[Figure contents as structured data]
::::::::::

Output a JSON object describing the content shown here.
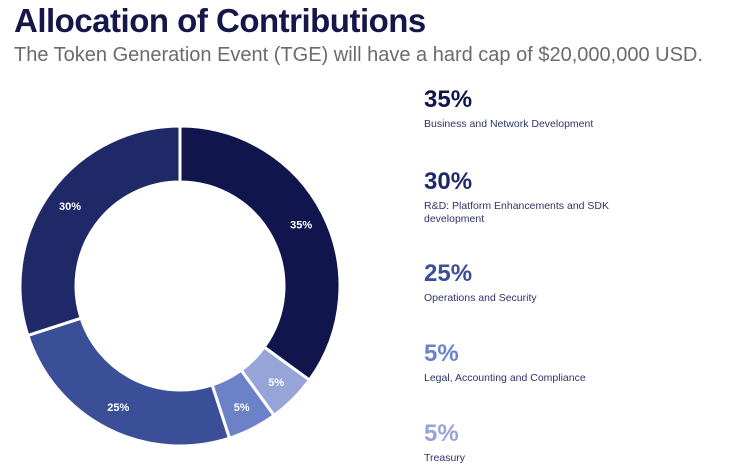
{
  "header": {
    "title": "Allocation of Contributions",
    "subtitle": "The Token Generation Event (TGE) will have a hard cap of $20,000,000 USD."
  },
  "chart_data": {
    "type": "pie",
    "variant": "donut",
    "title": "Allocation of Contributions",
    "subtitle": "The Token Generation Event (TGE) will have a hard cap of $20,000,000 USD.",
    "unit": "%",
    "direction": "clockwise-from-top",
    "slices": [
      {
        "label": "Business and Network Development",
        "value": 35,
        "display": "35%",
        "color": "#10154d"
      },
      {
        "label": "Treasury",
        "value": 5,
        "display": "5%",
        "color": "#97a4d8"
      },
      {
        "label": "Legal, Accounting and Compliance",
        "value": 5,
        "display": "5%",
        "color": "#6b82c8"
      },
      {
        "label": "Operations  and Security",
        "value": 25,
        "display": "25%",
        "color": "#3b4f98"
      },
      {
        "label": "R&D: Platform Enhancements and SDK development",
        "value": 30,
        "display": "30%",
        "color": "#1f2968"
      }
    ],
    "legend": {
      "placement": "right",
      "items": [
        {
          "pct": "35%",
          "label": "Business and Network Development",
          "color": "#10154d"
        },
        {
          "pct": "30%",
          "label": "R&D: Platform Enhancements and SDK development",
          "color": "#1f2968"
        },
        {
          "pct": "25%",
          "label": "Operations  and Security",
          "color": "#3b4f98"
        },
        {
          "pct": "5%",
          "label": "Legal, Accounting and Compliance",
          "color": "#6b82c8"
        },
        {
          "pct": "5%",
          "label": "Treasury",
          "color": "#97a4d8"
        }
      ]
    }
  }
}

::::::::::

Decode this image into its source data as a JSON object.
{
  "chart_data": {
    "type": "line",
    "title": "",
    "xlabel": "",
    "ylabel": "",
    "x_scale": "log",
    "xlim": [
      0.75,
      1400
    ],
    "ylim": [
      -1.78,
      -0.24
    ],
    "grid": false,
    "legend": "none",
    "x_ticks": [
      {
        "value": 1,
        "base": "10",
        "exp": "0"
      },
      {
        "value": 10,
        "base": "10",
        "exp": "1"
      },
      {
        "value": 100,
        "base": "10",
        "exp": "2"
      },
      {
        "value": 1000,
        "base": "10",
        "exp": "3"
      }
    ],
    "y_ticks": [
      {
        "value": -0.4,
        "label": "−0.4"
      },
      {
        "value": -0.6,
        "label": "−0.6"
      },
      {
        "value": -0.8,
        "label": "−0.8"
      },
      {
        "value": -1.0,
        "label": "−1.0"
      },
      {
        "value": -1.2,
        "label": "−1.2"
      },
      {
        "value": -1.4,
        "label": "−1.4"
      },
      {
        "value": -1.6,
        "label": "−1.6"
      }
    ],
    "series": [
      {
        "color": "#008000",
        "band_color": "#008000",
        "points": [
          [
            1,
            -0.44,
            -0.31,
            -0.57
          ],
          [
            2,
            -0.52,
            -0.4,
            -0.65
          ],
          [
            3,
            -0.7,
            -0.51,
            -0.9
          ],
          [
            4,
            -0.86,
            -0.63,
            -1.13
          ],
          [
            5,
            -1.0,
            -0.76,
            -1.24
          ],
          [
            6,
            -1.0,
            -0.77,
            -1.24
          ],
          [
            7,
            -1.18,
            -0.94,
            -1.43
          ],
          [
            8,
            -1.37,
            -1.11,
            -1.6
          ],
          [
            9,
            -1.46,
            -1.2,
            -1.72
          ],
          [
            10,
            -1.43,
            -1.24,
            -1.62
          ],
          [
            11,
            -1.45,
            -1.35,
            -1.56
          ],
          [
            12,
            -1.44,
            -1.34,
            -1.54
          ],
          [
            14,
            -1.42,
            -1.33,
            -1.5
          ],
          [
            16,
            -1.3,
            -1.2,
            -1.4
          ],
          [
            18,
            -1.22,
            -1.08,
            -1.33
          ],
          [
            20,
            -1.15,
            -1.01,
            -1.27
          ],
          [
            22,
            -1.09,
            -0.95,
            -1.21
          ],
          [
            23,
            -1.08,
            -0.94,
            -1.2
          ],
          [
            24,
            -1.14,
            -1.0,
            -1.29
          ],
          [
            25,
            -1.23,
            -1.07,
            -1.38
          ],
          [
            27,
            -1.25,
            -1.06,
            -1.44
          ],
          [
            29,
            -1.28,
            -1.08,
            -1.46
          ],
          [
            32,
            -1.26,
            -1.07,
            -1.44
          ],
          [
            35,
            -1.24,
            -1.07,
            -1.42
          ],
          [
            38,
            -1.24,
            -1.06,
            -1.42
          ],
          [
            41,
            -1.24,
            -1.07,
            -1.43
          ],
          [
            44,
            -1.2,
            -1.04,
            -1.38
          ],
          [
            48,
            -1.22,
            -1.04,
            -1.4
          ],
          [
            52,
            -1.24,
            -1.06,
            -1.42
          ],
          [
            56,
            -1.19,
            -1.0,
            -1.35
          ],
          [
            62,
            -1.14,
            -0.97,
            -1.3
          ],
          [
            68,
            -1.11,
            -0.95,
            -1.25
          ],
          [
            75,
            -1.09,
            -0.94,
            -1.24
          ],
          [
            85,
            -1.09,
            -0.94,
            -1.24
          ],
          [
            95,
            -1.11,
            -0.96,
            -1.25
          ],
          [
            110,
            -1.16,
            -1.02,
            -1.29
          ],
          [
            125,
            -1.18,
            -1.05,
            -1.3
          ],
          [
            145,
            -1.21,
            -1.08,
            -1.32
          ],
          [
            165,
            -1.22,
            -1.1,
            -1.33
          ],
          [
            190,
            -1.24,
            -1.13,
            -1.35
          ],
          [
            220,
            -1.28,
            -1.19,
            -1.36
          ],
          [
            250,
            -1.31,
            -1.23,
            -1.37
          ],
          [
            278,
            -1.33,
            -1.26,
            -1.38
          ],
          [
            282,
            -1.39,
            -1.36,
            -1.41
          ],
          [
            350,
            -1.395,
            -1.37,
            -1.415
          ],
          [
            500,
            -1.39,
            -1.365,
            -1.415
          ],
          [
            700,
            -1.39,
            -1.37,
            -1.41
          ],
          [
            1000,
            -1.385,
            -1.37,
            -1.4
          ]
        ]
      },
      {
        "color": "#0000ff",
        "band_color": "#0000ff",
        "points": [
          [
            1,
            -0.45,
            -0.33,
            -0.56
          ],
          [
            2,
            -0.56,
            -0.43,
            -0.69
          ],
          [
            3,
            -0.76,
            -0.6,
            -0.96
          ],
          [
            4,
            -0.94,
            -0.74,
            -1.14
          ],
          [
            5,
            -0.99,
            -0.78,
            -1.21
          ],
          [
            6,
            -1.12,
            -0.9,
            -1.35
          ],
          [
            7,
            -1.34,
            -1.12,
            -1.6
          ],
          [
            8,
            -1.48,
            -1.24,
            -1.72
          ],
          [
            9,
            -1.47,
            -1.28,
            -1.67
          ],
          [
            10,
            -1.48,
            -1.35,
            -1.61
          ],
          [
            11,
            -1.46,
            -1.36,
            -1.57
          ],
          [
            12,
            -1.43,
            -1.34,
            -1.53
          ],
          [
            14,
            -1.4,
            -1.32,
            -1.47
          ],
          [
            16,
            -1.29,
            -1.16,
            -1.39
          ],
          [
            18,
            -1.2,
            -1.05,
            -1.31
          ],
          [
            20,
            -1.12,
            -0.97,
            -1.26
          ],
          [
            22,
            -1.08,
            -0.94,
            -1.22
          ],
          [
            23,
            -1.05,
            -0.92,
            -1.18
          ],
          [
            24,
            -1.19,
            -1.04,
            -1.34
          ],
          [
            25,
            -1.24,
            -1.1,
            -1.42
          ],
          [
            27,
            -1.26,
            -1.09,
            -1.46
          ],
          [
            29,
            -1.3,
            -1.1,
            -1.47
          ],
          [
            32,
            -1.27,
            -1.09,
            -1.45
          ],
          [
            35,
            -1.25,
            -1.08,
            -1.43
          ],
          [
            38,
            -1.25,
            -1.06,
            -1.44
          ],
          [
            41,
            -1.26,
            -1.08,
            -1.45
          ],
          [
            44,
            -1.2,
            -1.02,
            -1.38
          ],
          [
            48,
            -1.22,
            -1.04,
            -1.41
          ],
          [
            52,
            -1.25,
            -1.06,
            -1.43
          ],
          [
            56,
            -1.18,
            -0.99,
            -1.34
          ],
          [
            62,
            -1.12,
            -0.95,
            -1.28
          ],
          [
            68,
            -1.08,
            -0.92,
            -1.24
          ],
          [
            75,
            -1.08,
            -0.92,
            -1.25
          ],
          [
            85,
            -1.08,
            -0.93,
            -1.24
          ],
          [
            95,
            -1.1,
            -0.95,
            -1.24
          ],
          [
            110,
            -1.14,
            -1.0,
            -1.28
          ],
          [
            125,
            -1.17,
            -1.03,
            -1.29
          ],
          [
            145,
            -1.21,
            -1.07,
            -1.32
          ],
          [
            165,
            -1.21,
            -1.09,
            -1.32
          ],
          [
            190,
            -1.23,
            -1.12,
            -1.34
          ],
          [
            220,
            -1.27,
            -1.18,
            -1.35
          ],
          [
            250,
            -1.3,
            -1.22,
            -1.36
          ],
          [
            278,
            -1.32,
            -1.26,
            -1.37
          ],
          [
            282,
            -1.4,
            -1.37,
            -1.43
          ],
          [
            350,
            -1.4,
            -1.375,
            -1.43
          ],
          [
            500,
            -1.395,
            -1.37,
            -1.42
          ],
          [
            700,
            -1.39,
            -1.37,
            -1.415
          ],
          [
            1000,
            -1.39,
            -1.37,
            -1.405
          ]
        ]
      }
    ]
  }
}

::::::::::

Short task:
In the listing, find all lines with the string "display" and copy them.

Response:
        "display": "35%",
        "display": "5%",
        "display": "5%",
        "display": "25%",
        "display": "30%",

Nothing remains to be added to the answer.